--- Begin Listing ---
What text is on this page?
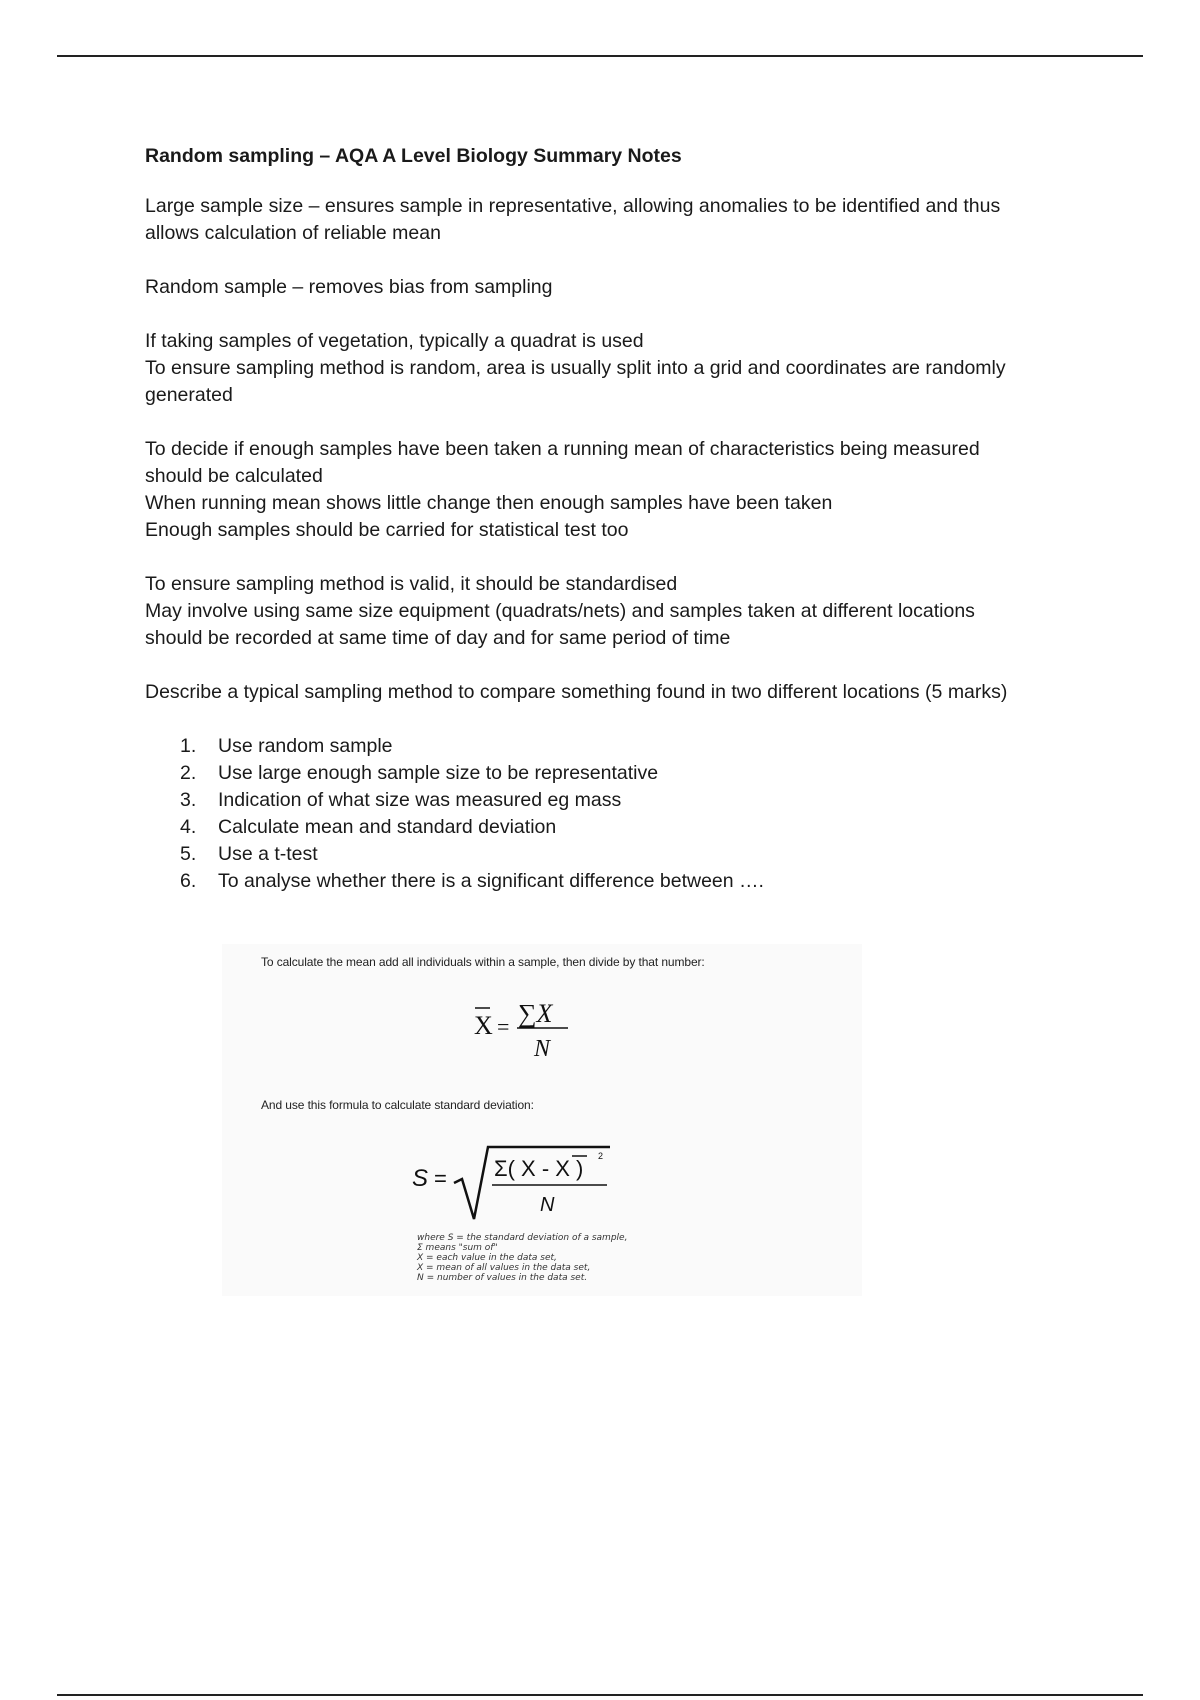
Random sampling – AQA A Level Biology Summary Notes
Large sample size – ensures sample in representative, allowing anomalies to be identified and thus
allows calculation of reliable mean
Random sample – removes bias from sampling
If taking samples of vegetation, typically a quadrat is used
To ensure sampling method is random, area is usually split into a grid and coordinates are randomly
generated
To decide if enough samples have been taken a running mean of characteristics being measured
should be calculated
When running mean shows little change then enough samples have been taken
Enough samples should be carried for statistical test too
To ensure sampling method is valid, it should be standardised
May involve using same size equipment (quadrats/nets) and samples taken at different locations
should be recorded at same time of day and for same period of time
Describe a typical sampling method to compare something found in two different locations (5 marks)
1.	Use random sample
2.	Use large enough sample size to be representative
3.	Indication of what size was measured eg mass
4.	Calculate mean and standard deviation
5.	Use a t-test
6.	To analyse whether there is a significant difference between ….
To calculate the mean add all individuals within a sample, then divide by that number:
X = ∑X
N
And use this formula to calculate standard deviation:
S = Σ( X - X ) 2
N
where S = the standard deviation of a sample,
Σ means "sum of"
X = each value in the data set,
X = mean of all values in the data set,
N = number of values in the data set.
--- End Listing ---
--- Begin Listing ---
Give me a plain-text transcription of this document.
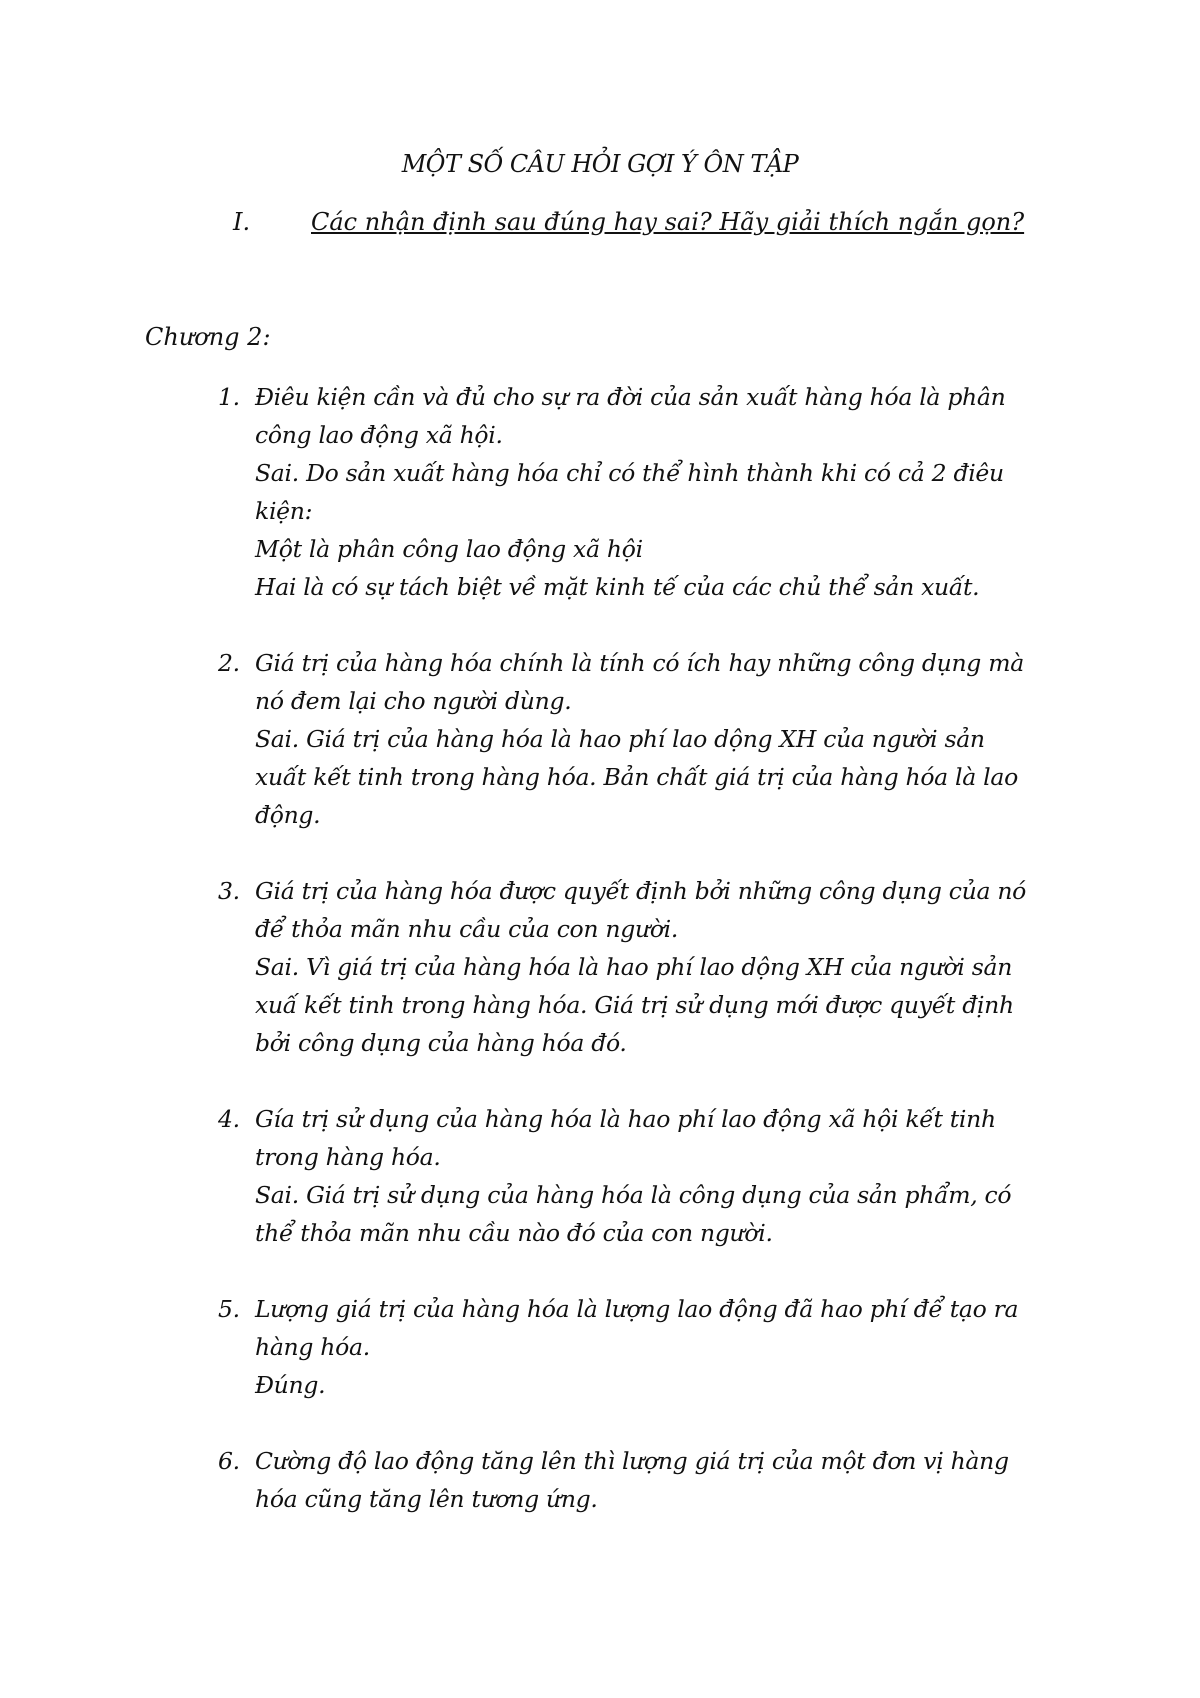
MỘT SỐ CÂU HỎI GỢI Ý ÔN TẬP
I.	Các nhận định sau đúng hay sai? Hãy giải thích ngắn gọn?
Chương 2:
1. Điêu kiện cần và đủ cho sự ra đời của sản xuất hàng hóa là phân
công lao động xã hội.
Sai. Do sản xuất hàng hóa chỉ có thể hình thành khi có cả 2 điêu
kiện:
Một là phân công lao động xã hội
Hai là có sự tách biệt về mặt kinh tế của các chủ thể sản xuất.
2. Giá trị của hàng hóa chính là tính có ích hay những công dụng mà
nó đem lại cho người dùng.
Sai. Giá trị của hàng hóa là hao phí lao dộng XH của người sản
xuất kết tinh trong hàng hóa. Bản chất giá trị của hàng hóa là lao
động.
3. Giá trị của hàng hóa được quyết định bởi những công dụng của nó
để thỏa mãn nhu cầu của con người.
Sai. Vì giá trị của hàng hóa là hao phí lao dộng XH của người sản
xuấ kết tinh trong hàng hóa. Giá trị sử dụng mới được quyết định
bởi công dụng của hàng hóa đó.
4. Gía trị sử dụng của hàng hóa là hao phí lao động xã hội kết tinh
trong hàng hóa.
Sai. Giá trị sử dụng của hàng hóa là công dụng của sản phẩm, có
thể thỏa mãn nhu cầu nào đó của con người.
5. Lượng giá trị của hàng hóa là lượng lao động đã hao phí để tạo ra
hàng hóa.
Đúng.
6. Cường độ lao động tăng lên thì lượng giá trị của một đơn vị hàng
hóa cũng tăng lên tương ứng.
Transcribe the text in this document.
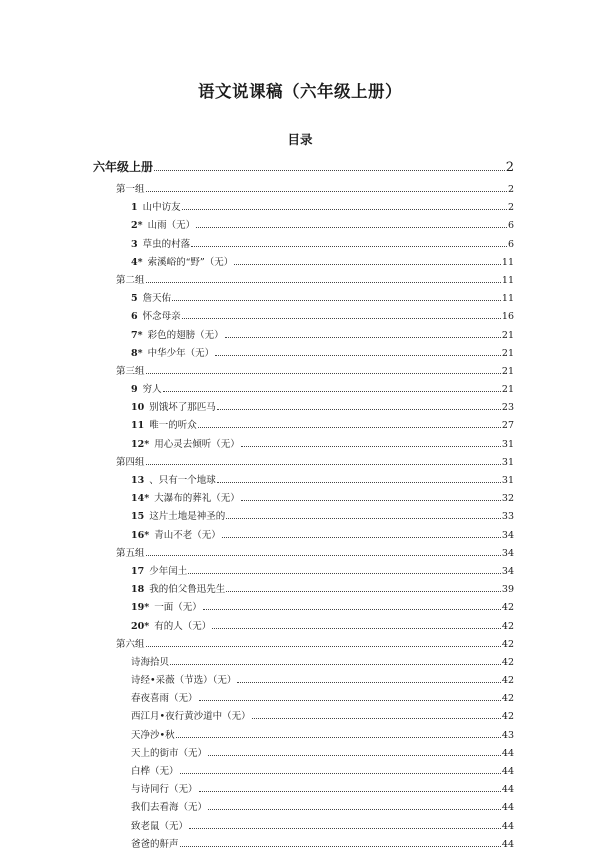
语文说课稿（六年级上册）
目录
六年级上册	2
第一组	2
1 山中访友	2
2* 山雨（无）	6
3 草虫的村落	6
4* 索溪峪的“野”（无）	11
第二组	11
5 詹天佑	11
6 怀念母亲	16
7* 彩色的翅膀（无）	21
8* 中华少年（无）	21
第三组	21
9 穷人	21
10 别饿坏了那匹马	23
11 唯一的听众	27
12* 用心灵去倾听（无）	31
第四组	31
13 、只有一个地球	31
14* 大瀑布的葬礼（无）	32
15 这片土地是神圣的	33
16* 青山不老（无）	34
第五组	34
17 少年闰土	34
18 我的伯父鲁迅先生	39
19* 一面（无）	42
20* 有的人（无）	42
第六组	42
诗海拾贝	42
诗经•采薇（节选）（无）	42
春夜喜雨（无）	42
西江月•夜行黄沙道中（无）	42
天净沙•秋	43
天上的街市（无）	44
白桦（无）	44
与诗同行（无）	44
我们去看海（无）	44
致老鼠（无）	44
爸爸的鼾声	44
--- End Listing ---
▶ **Written instruction**
Find the string "then" in the listing and return every line that holds it.

▶ **Solution**
When running mean shows little change then enough samples have been taken
To calculate the mean add all individuals within a sample, then divide by that number:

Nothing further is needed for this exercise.